TASK DETAILS: Everything in the records below should be printed exactly, except the pictures.

ENTRIES SUPPLIED:
▼▼▼

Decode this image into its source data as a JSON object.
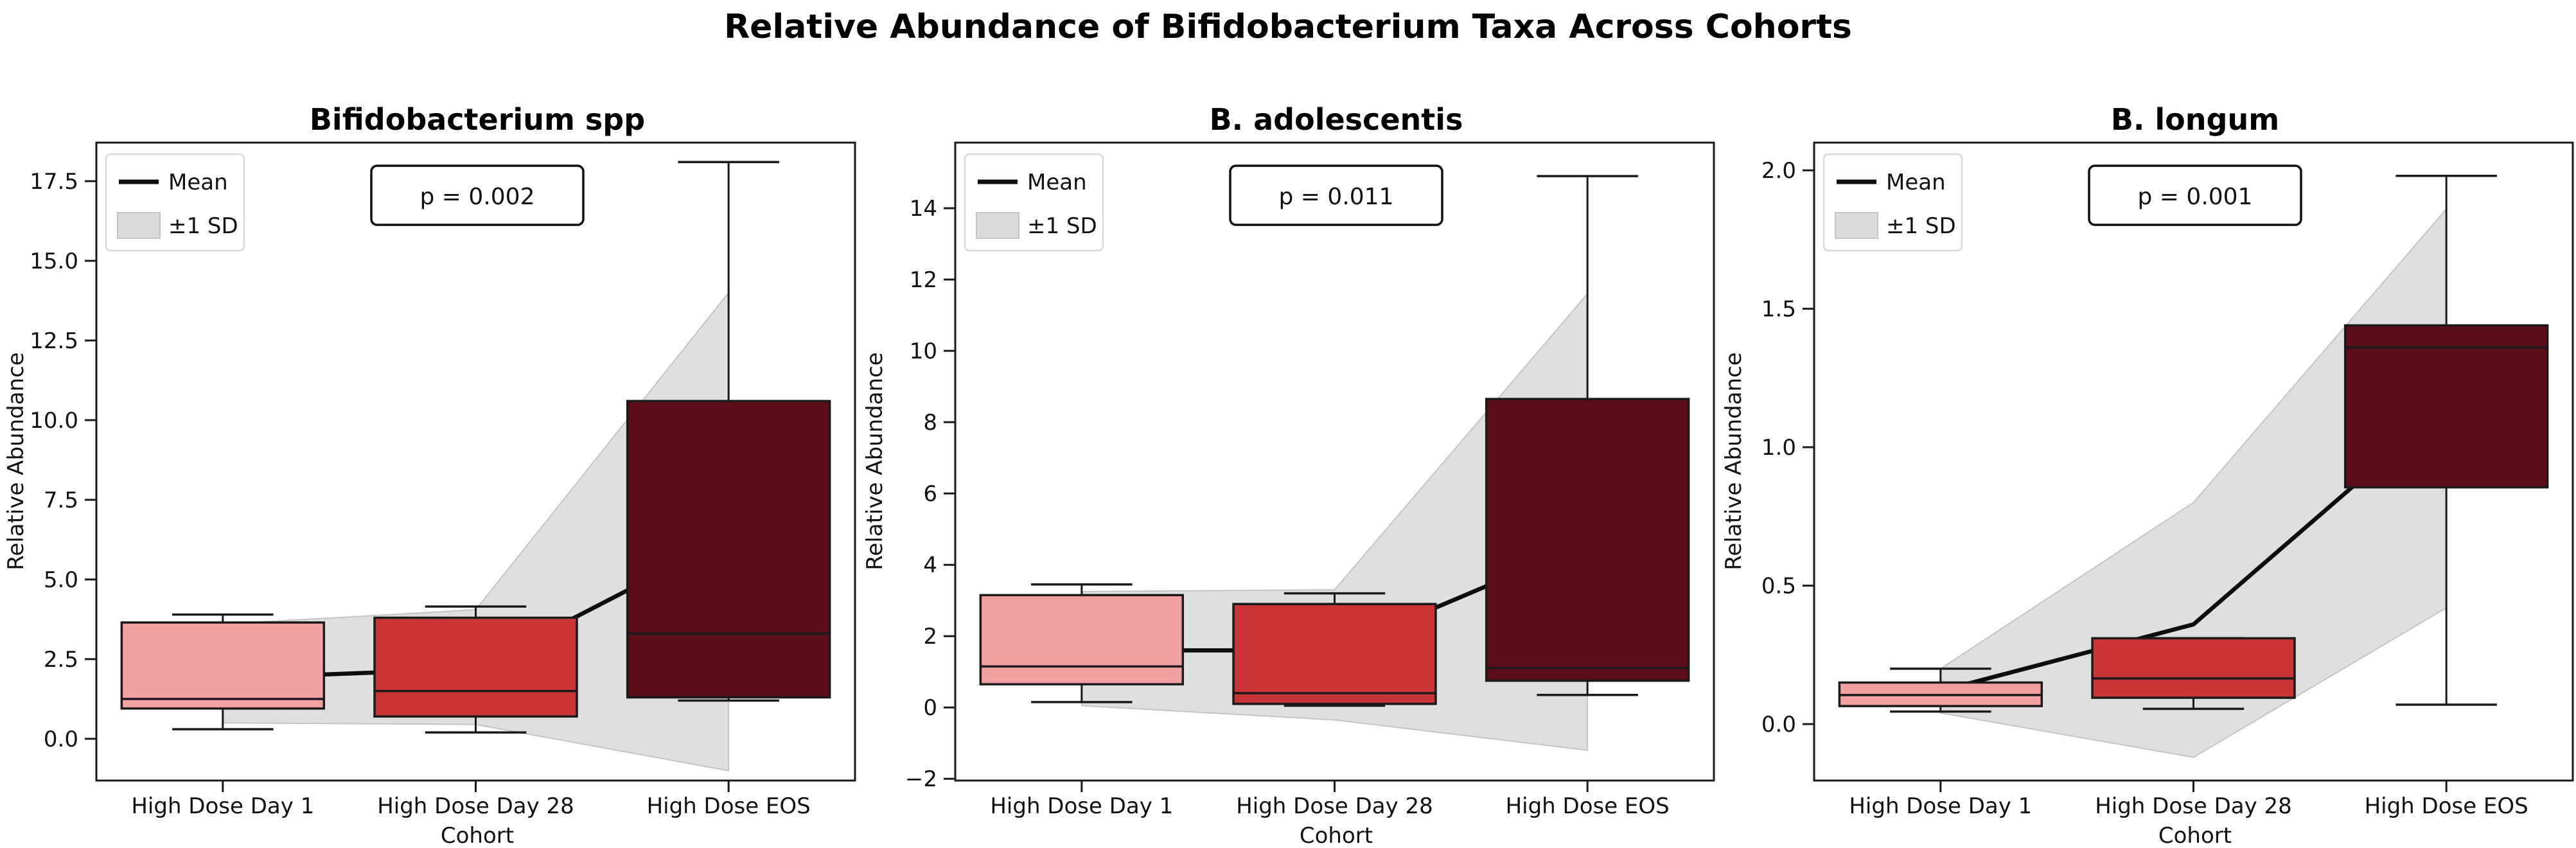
{
  "suptitle": "Relative Abundance of Bifidobacterium Taxa Across Cohorts",
  "legend": {
    "mean_label": "Mean",
    "sd_label": "±1 SD"
  },
  "colors": {
    "box_fills": [
      "#F2A0A0",
      "#C93434",
      "#5B0E17"
    ],
    "box_edge": "#1A1A1A",
    "median_line": "#1A1A1A",
    "mean_line": "#0D0D0D",
    "sd_band_fill": "#DBDBDB",
    "sd_band_edge": "#C4C4C4",
    "axis": "#1A1A1A",
    "background": "#FFFFFF"
  },
  "chart_data": [
    {
      "type": "box",
      "title": "Bifidobacterium spp",
      "p_label": "p = 0.002",
      "xlabel": "Cohort",
      "ylabel": "Relative Abundance",
      "categories": [
        "High Dose Day 1",
        "High Dose Day 28",
        "High Dose EOS"
      ],
      "ylim": [
        -1.31,
        18.71
      ],
      "yticks": [
        0.0,
        2.5,
        5.0,
        7.5,
        10.0,
        12.5,
        15.0,
        17.5
      ],
      "ytick_labels": [
        "0.0",
        "2.5",
        "5.0",
        "7.5",
        "10.0",
        "12.5",
        "15.0",
        "17.5"
      ],
      "boxes": [
        {
          "whislo": 0.3,
          "q1": 0.95,
          "med": 1.25,
          "q3": 3.65,
          "whishi": 3.9
        },
        {
          "whislo": 0.2,
          "q1": 0.7,
          "med": 1.5,
          "q3": 3.8,
          "whishi": 4.15
        },
        {
          "whislo": 1.2,
          "q1": 1.3,
          "med": 3.3,
          "q3": 10.6,
          "whishi": 18.1
        }
      ],
      "mean": [
        1.9,
        2.2,
        6.3
      ],
      "sd_upper": [
        3.6,
        4.05,
        14.0
      ],
      "sd_lower": [
        0.5,
        0.45,
        -1.0
      ]
    },
    {
      "type": "box",
      "title": "B. adolescentis",
      "p_label": "p = 0.011",
      "xlabel": "Cohort",
      "ylabel": "Relative Abundance",
      "categories": [
        "High Dose Day 1",
        "High Dose Day 28",
        "High Dose EOS"
      ],
      "ylim": [
        -2.05,
        15.84
      ],
      "yticks": [
        -2,
        0,
        2,
        4,
        6,
        8,
        10,
        12,
        14
      ],
      "ytick_labels": [
        "−2",
        "0",
        "2",
        "4",
        "6",
        "8",
        "10",
        "12",
        "14"
      ],
      "boxes": [
        {
          "whislo": 0.15,
          "q1": 0.65,
          "med": 1.15,
          "q3": 3.15,
          "whishi": 3.45
        },
        {
          "whislo": 0.05,
          "q1": 0.1,
          "med": 0.4,
          "q3": 2.9,
          "whishi": 3.2
        },
        {
          "whislo": 0.35,
          "q1": 0.75,
          "med": 1.1,
          "q3": 8.65,
          "whishi": 14.9
        }
      ],
      "mean": [
        1.6,
        1.6,
        4.6
      ],
      "sd_upper": [
        3.25,
        3.3,
        11.6
      ],
      "sd_lower": [
        0.05,
        -0.35,
        -1.2
      ]
    },
    {
      "type": "box",
      "title": "B. longum",
      "p_label": "p = 0.001",
      "xlabel": "Cohort",
      "ylabel": "Relative Abundance",
      "categories": [
        "High Dose Day 1",
        "High Dose Day 28",
        "High Dose EOS"
      ],
      "ylim": [
        -0.204,
        2.1
      ],
      "yticks": [
        0.0,
        0.5,
        1.0,
        1.5,
        2.0
      ],
      "ytick_labels": [
        "0.0",
        "0.5",
        "1.0",
        "1.5",
        "2.0"
      ],
      "boxes": [
        {
          "whislo": 0.045,
          "q1": 0.065,
          "med": 0.105,
          "q3": 0.15,
          "whishi": 0.2
        },
        {
          "whislo": 0.055,
          "q1": 0.095,
          "med": 0.165,
          "q3": 0.31,
          "whishi": 0.31
        },
        {
          "whislo": 0.07,
          "q1": 0.855,
          "med": 1.36,
          "q3": 1.44,
          "whishi": 1.98
        }
      ],
      "mean": [
        0.12,
        0.36,
        1.15
      ],
      "sd_upper": [
        0.2,
        0.8,
        1.86
      ],
      "sd_lower": [
        0.04,
        -0.12,
        0.42
      ]
    }
  ]
}
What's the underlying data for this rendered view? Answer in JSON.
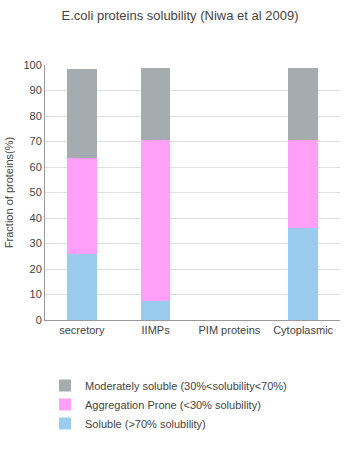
{
  "chart_data": {
    "type": "bar",
    "title": "E.coli proteins solubility (Niwa et al 2009)",
    "y_label": "Fraction of proteins(%)",
    "categories": [
      "secretory",
      "IIMPs",
      "PIM proteins",
      "Cytoplasmic"
    ],
    "series": [
      {
        "name": "Soluble (>70% solubility)",
        "color": "#99ccee",
        "values": [
          26,
          7.5,
          null,
          36
        ]
      },
      {
        "name": "Aggregation Prone (<30% solubility)",
        "color": "#ff9ff8",
        "values": [
          37.5,
          63,
          null,
          34.5
        ]
      },
      {
        "name": "Moderately soluble (30%<solubility<70%)",
        "color": "#a5acb0",
        "values": [
          35,
          28.5,
          null,
          28.5
        ]
      }
    ],
    "ylim": [
      0,
      100
    ],
    "yticks": [
      0,
      10,
      20,
      30,
      40,
      50,
      60,
      70,
      80,
      90,
      100
    ],
    "grid": true,
    "stacked": true,
    "legend": "bottom"
  }
}
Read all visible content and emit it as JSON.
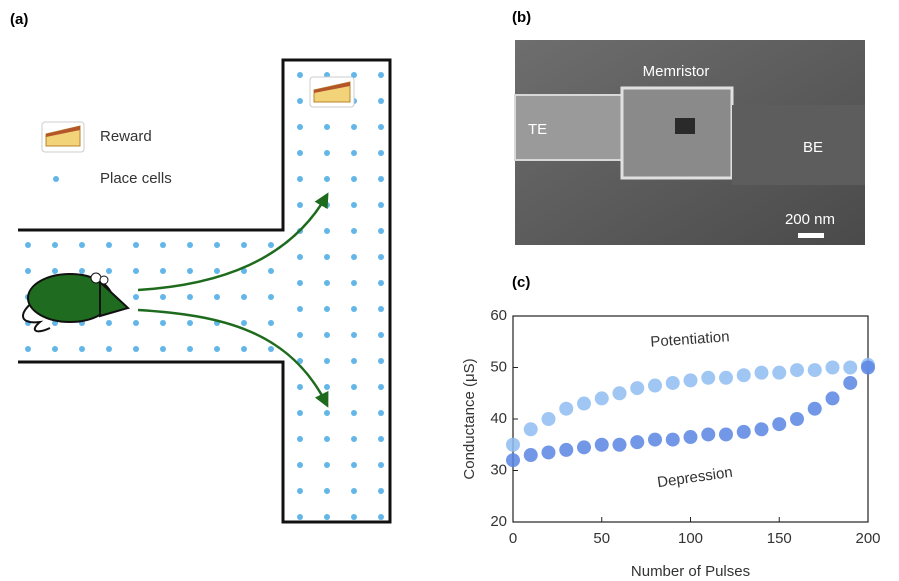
{
  "panel_a": {
    "label": "(a)",
    "reward_label": "Reward",
    "place_cells_label": "Place cells"
  },
  "panel_b": {
    "label": "(b)",
    "device_label": "Memristor",
    "top_electrode": "TE",
    "bottom_electrode": "BE",
    "scale_bar": "200 nm"
  },
  "panel_c": {
    "label": "(c)"
  },
  "chart_data": {
    "type": "scatter",
    "x_label": "Number of Pulses",
    "y_label": "Conductance (μS)",
    "x": [
      0,
      10,
      20,
      30,
      40,
      50,
      60,
      70,
      80,
      90,
      100,
      110,
      120,
      130,
      140,
      150,
      160,
      170,
      180,
      190,
      200
    ],
    "series": [
      {
        "name": "Potentiation",
        "color": "#8fbdf2",
        "values": [
          35,
          38,
          40,
          42,
          43,
          44,
          45,
          46,
          46.5,
          47,
          47.5,
          48,
          48,
          48.5,
          49,
          49,
          49.5,
          49.5,
          50,
          50,
          50.5
        ]
      },
      {
        "name": "Depression",
        "color": "#5b85e3",
        "values": [
          32,
          33,
          33.5,
          34,
          34.5,
          35,
          35,
          35.5,
          36,
          36,
          36.5,
          37,
          37,
          37.5,
          38,
          39,
          40,
          42,
          44,
          47,
          50
        ]
      }
    ],
    "xlim": [
      0,
      200
    ],
    "xticks": [
      0,
      50,
      100,
      150,
      200
    ],
    "ylim": [
      20,
      60
    ],
    "yticks": [
      20,
      30,
      40,
      50,
      60
    ]
  }
}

▲▲▲

ANSWER BOX:
Decode this image into its source data as a JSON object.
{
  "suptitle": "Relative Abundance of Bifidobacterium Taxa Across Cohorts",
  "legend": {
    "mean_label": "Mean",
    "sd_label": "±1 SD"
  },
  "colors": {
    "box_fills": [
      "#F2A0A0",
      "#C93434",
      "#5B0E17"
    ],
    "box_edge": "#1A1A1A",
    "median_line": "#1A1A1A",
    "mean_line": "#0D0D0D",
    "sd_band_fill": "#DBDBDB",
    "sd_band_edge": "#C4C4C4",
    "axis": "#1A1A1A",
    "background": "#FFFFFF"
  },
  "chart_data": [
    {
      "type": "box",
      "title": "Bifidobacterium spp",
      "p_label": "p = 0.002",
      "xlabel": "Cohort",
      "ylabel": "Relative Abundance",
      "categories": [
        "High Dose Day 1",
        "High Dose Day 28",
        "High Dose EOS"
      ],
      "ylim": [
        -1.31,
        18.71
      ],
      "yticks": [
        0.0,
        2.5,
        5.0,
        7.5,
        10.0,
        12.5,
        15.0,
        17.5
      ],
      "ytick_labels": [
        "0.0",
        "2.5",
        "5.0",
        "7.5",
        "10.0",
        "12.5",
        "15.0",
        "17.5"
      ],
      "boxes": [
        {
          "whislo": 0.3,
          "q1": 0.95,
          "med": 1.25,
          "q3": 3.65,
          "whishi": 3.9
        },
        {
          "whislo": 0.2,
          "q1": 0.7,
          "med": 1.5,
          "q3": 3.8,
          "whishi": 4.15
        },
        {
          "whislo": 1.2,
          "q1": 1.3,
          "med": 3.3,
          "q3": 10.6,
          "whishi": 18.1
        }
      ],
      "mean": [
        1.9,
        2.2,
        6.3
      ],
      "sd_upper": [
        3.6,
        4.05,
        14.0
      ],
      "sd_lower": [
        0.5,
        0.45,
        -1.0
      ]
    },
    {
      "type": "box",
      "title": "B. adolescentis",
      "p_label": "p = 0.011",
      "xlabel": "Cohort",
      "ylabel": "Relative Abundance",
      "categories": [
        "High Dose Day 1",
        "High Dose Day 28",
        "High Dose EOS"
      ],
      "ylim": [
        -2.05,
        15.84
      ],
      "yticks": [
        -2,
        0,
        2,
        4,
        6,
        8,
        10,
        12,
        14
      ],
      "ytick_labels": [
        "−2",
        "0",
        "2",
        "4",
        "6",
        "8",
        "10",
        "12",
        "14"
      ],
      "boxes": [
        {
          "whislo": 0.15,
          "q1": 0.65,
          "med": 1.15,
          "q3": 3.15,
          "whishi": 3.45
        },
        {
          "whislo": 0.05,
          "q1": 0.1,
          "med": 0.4,
          "q3": 2.9,
          "whishi": 3.2
        },
        {
          "whislo": 0.35,
          "q1": 0.75,
          "med": 1.1,
          "q3": 8.65,
          "whishi": 14.9
        }
      ],
      "mean": [
        1.6,
        1.6,
        4.6
      ],
      "sd_upper": [
        3.25,
        3.3,
        11.6
      ],
      "sd_lower": [
        0.05,
        -0.35,
        -1.2
      ]
    },
    {
      "type": "box",
      "title": "B. longum",
      "p_label": "p = 0.001",
      "xlabel": "Cohort",
      "ylabel": "Relative Abundance",
      "categories": [
        "High Dose Day 1",
        "High Dose Day 28",
        "High Dose EOS"
      ],
      "ylim": [
        -0.204,
        2.1
      ],
      "yticks": [
        0.0,
        0.5,
        1.0,
        1.5,
        2.0
      ],
      "ytick_labels": [
        "0.0",
        "0.5",
        "1.0",
        "1.5",
        "2.0"
      ],
      "boxes": [
        {
          "whislo": 0.045,
          "q1": 0.065,
          "med": 0.105,
          "q3": 0.15,
          "whishi": 0.2
        },
        {
          "whislo": 0.055,
          "q1": 0.095,
          "med": 0.165,
          "q3": 0.31,
          "whishi": 0.31
        },
        {
          "whislo": 0.07,
          "q1": 0.855,
          "med": 1.36,
          "q3": 1.44,
          "whishi": 1.98
        }
      ],
      "mean": [
        0.12,
        0.36,
        1.15
      ],
      "sd_upper": [
        0.2,
        0.8,
        1.86
      ],
      "sd_lower": [
        0.04,
        -0.12,
        0.42
      ]
    }
  ]
}
What's the underlying data for this rendered view? Answer in JSON.
{
  "chart_data": {
    "type": "bar",
    "title": "E.coli proteins solubility (Niwa et al 2009)",
    "y_label": "Fraction of proteins(%)",
    "categories": [
      "secretory",
      "IIMPs",
      "PIM proteins",
      "Cytoplasmic"
    ],
    "series": [
      {
        "name": "Soluble (>70% solubility)",
        "color": "#99ccee",
        "values": [
          26,
          7.5,
          null,
          36
        ]
      },
      {
        "name": "Aggregation Prone (<30% solubility)",
        "color": "#ff9ff8",
        "values": [
          37.5,
          63,
          null,
          34.5
        ]
      },
      {
        "name": "Moderately soluble (30%<solubility<70%)",
        "color": "#a5acb0",
        "values": [
          35,
          28.5,
          null,
          28.5
        ]
      }
    ],
    "ylim": [
      0,
      100
    ],
    "yticks": [
      0,
      10,
      20,
      30,
      40,
      50,
      60,
      70,
      80,
      90,
      100
    ],
    "grid": true,
    "stacked": true,
    "legend": "bottom"
  }
}
Read all visible content and emit it as JSON.
{
  "panel_a": {
    "label": "(a)",
    "reward_label": "Reward",
    "place_cells_label": "Place cells"
  },
  "panel_b": {
    "label": "(b)",
    "device_label": "Memristor",
    "top_electrode": "TE",
    "bottom_electrode": "BE",
    "scale_bar": "200 nm"
  },
  "panel_c": {
    "label": "(c)"
  },
  "chart_data": {
    "type": "scatter",
    "x_label": "Number of Pulses",
    "y_label": "Conductance (μS)",
    "x": [
      0,
      10,
      20,
      30,
      40,
      50,
      60,
      70,
      80,
      90,
      100,
      110,
      120,
      130,
      140,
      150,
      160,
      170,
      180,
      190,
      200
    ],
    "series": [
      {
        "name": "Potentiation",
        "color": "#8fbdf2",
        "values": [
          35,
          38,
          40,
          42,
          43,
          44,
          45,
          46,
          46.5,
          47,
          47.5,
          48,
          48,
          48.5,
          49,
          49,
          49.5,
          49.5,
          50,
          50,
          50.5
        ]
      },
      {
        "name": "Depression",
        "color": "#5b85e3",
        "values": [
          32,
          33,
          33.5,
          34,
          34.5,
          35,
          35,
          35.5,
          36,
          36,
          36.5,
          37,
          37,
          37.5,
          38,
          39,
          40,
          42,
          44,
          47,
          50
        ]
      }
    ],
    "xlim": [
      0,
      200
    ],
    "xticks": [
      0,
      50,
      100,
      150,
      200
    ],
    "ylim": [
      20,
      60
    ],
    "yticks": [
      20,
      30,
      40,
      50,
      60
    ]
  }
}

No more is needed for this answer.